[Stored entries]
______

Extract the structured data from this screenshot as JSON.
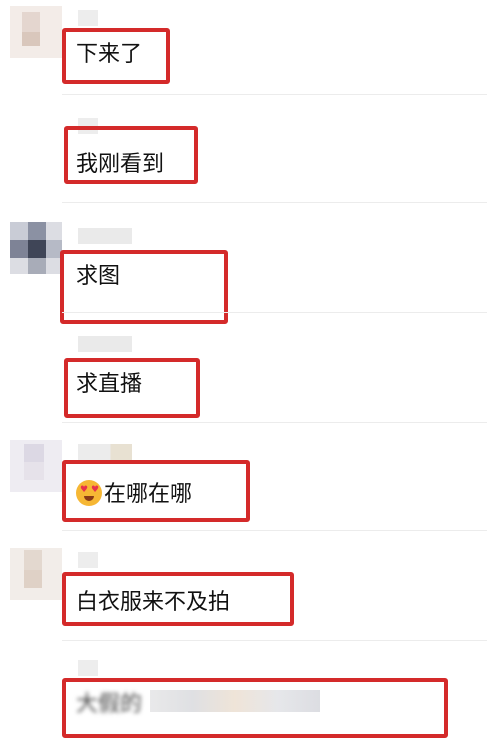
{
  "comments": [
    {
      "text": "下来了"
    },
    {
      "text": "我刚看到"
    },
    {
      "text": "求图"
    },
    {
      "text": "求直播"
    },
    {
      "text": "在哪在哪",
      "emoji": "heart-eyes-emoji-icon"
    },
    {
      "text": "白衣服来不及拍"
    },
    {
      "text": "大假的",
      "partially_obscured": true
    }
  ],
  "colors": {
    "highlight_border": "#d42a2a",
    "divider": "#ececec",
    "text": "#111111"
  }
}
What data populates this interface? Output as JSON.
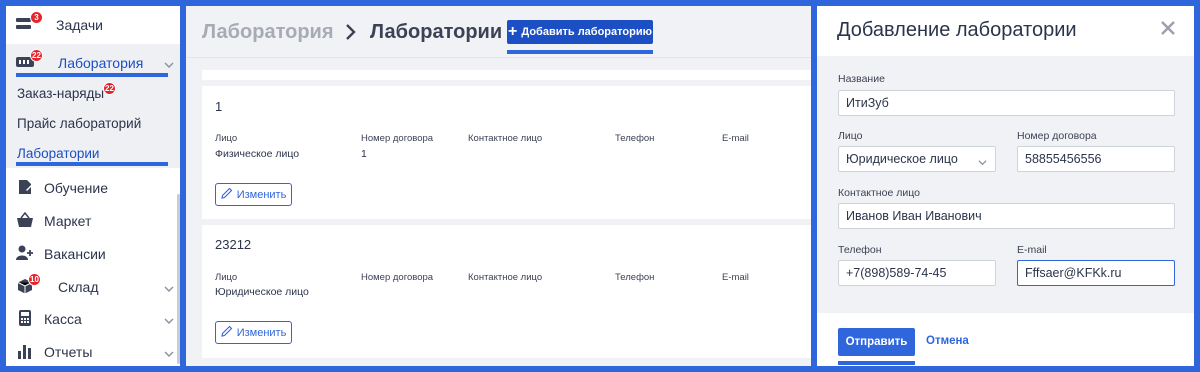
{
  "colors": {
    "frame": "#2f66dc",
    "accent": "#2f66dc",
    "primary_button": "#1c4fc3",
    "badge": "#e3262d"
  },
  "sidebar": {
    "tasks": {
      "label": "Задачи",
      "badge": "3",
      "icon": "tasks-icon"
    },
    "lab": {
      "label": "Лаборатория",
      "badge": "22",
      "icon": "lab-icon"
    },
    "sub_items": [
      {
        "label": "Заказ-наряды",
        "badge": "22"
      },
      {
        "label": "Прайс лабораторий"
      },
      {
        "label": "Лаборатории",
        "active": true
      }
    ],
    "items": [
      {
        "label": "Обучение",
        "icon": "education-icon"
      },
      {
        "label": "Маркет",
        "icon": "basket-icon"
      },
      {
        "label": "Вакансии",
        "icon": "add-user-icon"
      },
      {
        "label": "Склад",
        "icon": "box-icon",
        "badge": "10"
      },
      {
        "label": "Касса",
        "icon": "calculator-icon"
      },
      {
        "label": "Отчеты",
        "icon": "bar-chart-icon"
      }
    ]
  },
  "header": {
    "breadcrumb_parent": "Лаборатория",
    "breadcrumb_current": "Лаборатории",
    "add_button": "Добавить лабораторию"
  },
  "labs": [
    {
      "name": "1",
      "columns": [
        "Лицо",
        "Номер договора",
        "Контактное лицо",
        "Телефон",
        "E-mail"
      ],
      "values": [
        "Физическое лицо",
        "1",
        "",
        "",
        ""
      ],
      "edit_label": "Изменить"
    },
    {
      "name": "23212",
      "columns": [
        "Лицо",
        "Номер договора",
        "Контактное лицо",
        "Телефон",
        "E-mail"
      ],
      "values": [
        "Юридическое лицо",
        "",
        "",
        "",
        ""
      ],
      "edit_label": "Изменить"
    }
  ],
  "modal": {
    "title": "Добавление лаборатории",
    "fields": {
      "name": {
        "label": "Название",
        "value": "ИтиЗуб"
      },
      "entity": {
        "label": "Лицо",
        "value": "Юридическое лицо"
      },
      "contract": {
        "label": "Номер договора",
        "value": "58855456556"
      },
      "contact": {
        "label": "Контактное лицо",
        "value": "Иванов Иван Иванович"
      },
      "phone": {
        "label": "Телефон",
        "value": "+7(898)589-74-45"
      },
      "email": {
        "label": "E-mail",
        "value": "Fffsaer@KFKk.ru"
      }
    },
    "submit": "Отправить",
    "cancel": "Отмена"
  }
}
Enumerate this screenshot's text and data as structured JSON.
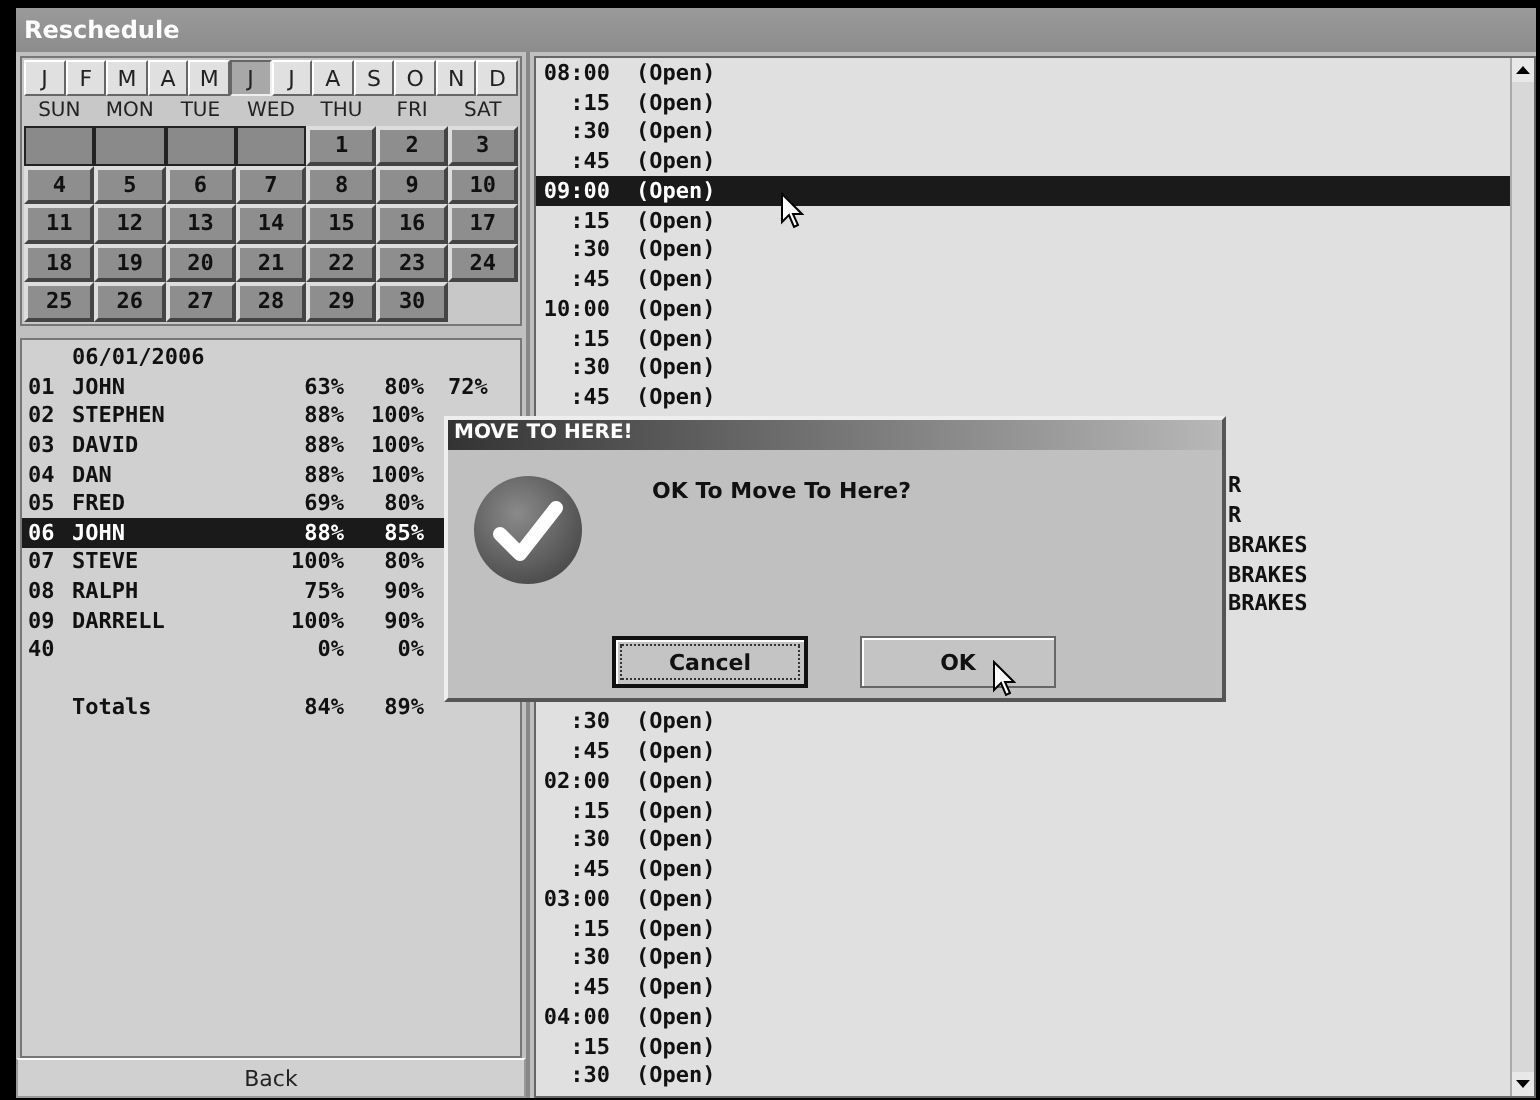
{
  "window": {
    "title": "Reschedule"
  },
  "calendar": {
    "months": [
      {
        "label": "J",
        "selected": false
      },
      {
        "label": "F",
        "selected": false
      },
      {
        "label": "M",
        "selected": false
      },
      {
        "label": "A",
        "selected": false
      },
      {
        "label": "M",
        "selected": false
      },
      {
        "label": "J",
        "selected": true
      },
      {
        "label": "J",
        "selected": false
      },
      {
        "label": "A",
        "selected": false
      },
      {
        "label": "S",
        "selected": false
      },
      {
        "label": "O",
        "selected": false
      },
      {
        "label": "N",
        "selected": false
      },
      {
        "label": "D",
        "selected": false
      }
    ],
    "weekdays": [
      "SUN",
      "MON",
      "TUE",
      "WED",
      "THU",
      "FRI",
      "SAT"
    ],
    "days": [
      {
        "kind": "blank"
      },
      {
        "kind": "blank"
      },
      {
        "kind": "blank"
      },
      {
        "kind": "blank"
      },
      {
        "kind": "day",
        "label": "1"
      },
      {
        "kind": "day",
        "label": "2"
      },
      {
        "kind": "day",
        "label": "3"
      },
      {
        "kind": "day",
        "label": "4"
      },
      {
        "kind": "day",
        "label": "5"
      },
      {
        "kind": "day",
        "label": "6"
      },
      {
        "kind": "day",
        "label": "7"
      },
      {
        "kind": "day",
        "label": "8"
      },
      {
        "kind": "day",
        "label": "9"
      },
      {
        "kind": "day",
        "label": "10"
      },
      {
        "kind": "day",
        "label": "11"
      },
      {
        "kind": "day",
        "label": "12"
      },
      {
        "kind": "day",
        "label": "13"
      },
      {
        "kind": "day",
        "label": "14"
      },
      {
        "kind": "day",
        "label": "15"
      },
      {
        "kind": "day",
        "label": "16"
      },
      {
        "kind": "day",
        "label": "17"
      },
      {
        "kind": "day",
        "label": "18"
      },
      {
        "kind": "day",
        "label": "19"
      },
      {
        "kind": "day",
        "label": "20"
      },
      {
        "kind": "day",
        "label": "21"
      },
      {
        "kind": "day",
        "label": "22"
      },
      {
        "kind": "day",
        "label": "23"
      },
      {
        "kind": "day",
        "label": "24"
      },
      {
        "kind": "day",
        "label": "25"
      },
      {
        "kind": "day",
        "label": "26"
      },
      {
        "kind": "day",
        "label": "27"
      },
      {
        "kind": "day",
        "label": "28"
      },
      {
        "kind": "day",
        "label": "29"
      },
      {
        "kind": "day",
        "label": "30"
      }
    ]
  },
  "staff": {
    "date": "06/01/2006",
    "rows": [
      {
        "number": "01",
        "name": "JOHN",
        "column_1": "63%",
        "column_2": "80%",
        "column_3": "72%",
        "selected": false
      },
      {
        "number": "02",
        "name": "STEPHEN",
        "column_1": "88%",
        "column_2": "100%",
        "selected": false
      },
      {
        "number": "03",
        "name": "DAVID",
        "column_1": "88%",
        "column_2": "100%",
        "selected": false
      },
      {
        "number": "04",
        "name": "DAN",
        "column_1": "88%",
        "column_2": "100%",
        "selected": false
      },
      {
        "number": "05",
        "name": "FRED",
        "column_1": "69%",
        "column_2": "80%",
        "selected": false
      },
      {
        "number": "06",
        "name": "JOHN",
        "column_1": "88%",
        "column_2": "85%",
        "selected": true
      },
      {
        "number": "07",
        "name": "STEVE",
        "column_1": "100%",
        "column_2": "80%",
        "selected": false
      },
      {
        "number": "08",
        "name": "RALPH",
        "column_1": "75%",
        "column_2": "90%",
        "selected": false
      },
      {
        "number": "09",
        "name": "DARRELL",
        "column_1": "100%",
        "column_2": "90%",
        "selected": false
      },
      {
        "number": "40",
        "name": "",
        "column_1": "0%",
        "column_2": "0%",
        "selected": false
      }
    ],
    "totals": {
      "label": "Totals",
      "column_1": "84%",
      "column_2": "89%"
    }
  },
  "back_button": "Back",
  "schedule": [
    {
      "kind": "slot",
      "time": "08:00",
      "text": "(Open)",
      "selected": false
    },
    {
      "kind": "slot",
      "time": ":15",
      "text": "(Open)",
      "selected": false
    },
    {
      "kind": "slot",
      "time": ":30",
      "text": "(Open)",
      "selected": false
    },
    {
      "kind": "slot",
      "time": ":45",
      "text": "(Open)",
      "selected": false
    },
    {
      "kind": "slot",
      "time": "09:00",
      "text": "(Open)",
      "selected": true
    },
    {
      "kind": "slot",
      "time": ":15",
      "text": "(Open)",
      "selected": false
    },
    {
      "kind": "slot",
      "time": ":30",
      "text": "(Open)",
      "selected": false
    },
    {
      "kind": "slot",
      "time": ":45",
      "text": "(Open)",
      "selected": false
    },
    {
      "kind": "slot",
      "time": "10:00",
      "text": "(Open)",
      "selected": false
    },
    {
      "kind": "slot",
      "time": ":15",
      "text": "(Open)",
      "selected": false
    },
    {
      "kind": "slot",
      "time": ":30",
      "text": "(Open)",
      "selected": false
    },
    {
      "kind": "slot",
      "time": ":45",
      "text": "(Open)",
      "selected": false
    },
    {
      "kind": "hidden"
    },
    {
      "kind": "hidden"
    },
    {
      "kind": "partial",
      "text": "R"
    },
    {
      "kind": "partial",
      "text": "R"
    },
    {
      "kind": "partial",
      "text": "BRAKES"
    },
    {
      "kind": "partial",
      "text": "BRAKES"
    },
    {
      "kind": "partial",
      "text": "BRAKES"
    },
    {
      "kind": "hidden"
    },
    {
      "kind": "hidden"
    },
    {
      "kind": "hidden"
    },
    {
      "kind": "slot",
      "time": ":30",
      "text": "(Open)",
      "selected": false
    },
    {
      "kind": "slot",
      "time": ":45",
      "text": "(Open)",
      "selected": false
    },
    {
      "kind": "slot",
      "time": "02:00",
      "text": "(Open)",
      "selected": false
    },
    {
      "kind": "slot",
      "time": ":15",
      "text": "(Open)",
      "selected": false
    },
    {
      "kind": "slot",
      "time": ":30",
      "text": "(Open)",
      "selected": false
    },
    {
      "kind": "slot",
      "time": ":45",
      "text": "(Open)",
      "selected": false
    },
    {
      "kind": "slot",
      "time": "03:00",
      "text": "(Open)",
      "selected": false
    },
    {
      "kind": "slot",
      "time": ":15",
      "text": "(Open)",
      "selected": false
    },
    {
      "kind": "slot",
      "time": ":30",
      "text": "(Open)",
      "selected": false
    },
    {
      "kind": "slot",
      "time": ":45",
      "text": "(Open)",
      "selected": false
    },
    {
      "kind": "slot",
      "time": "04:00",
      "text": "(Open)",
      "selected": false
    },
    {
      "kind": "slot",
      "time": ":15",
      "text": "(Open)",
      "selected": false
    },
    {
      "kind": "slot",
      "time": ":30",
      "text": "(Open)",
      "selected": false
    }
  ],
  "dialog": {
    "title": "MOVE TO HERE!",
    "message": "OK To Move To Here?",
    "buttons": [
      {
        "label": "Cancel",
        "focused": true
      },
      {
        "label": "OK",
        "focused": false
      }
    ]
  }
}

______

To be done
Copy all lines from the listing that contain "number".

Answer for the task
        "number": "01",
        "number": "02",
        "number": "03",
        "number": "04",
        "number": "05",
        "number": "06",
        "number": "07",
        "number": "08",
        "number": "09",
        "number": "40",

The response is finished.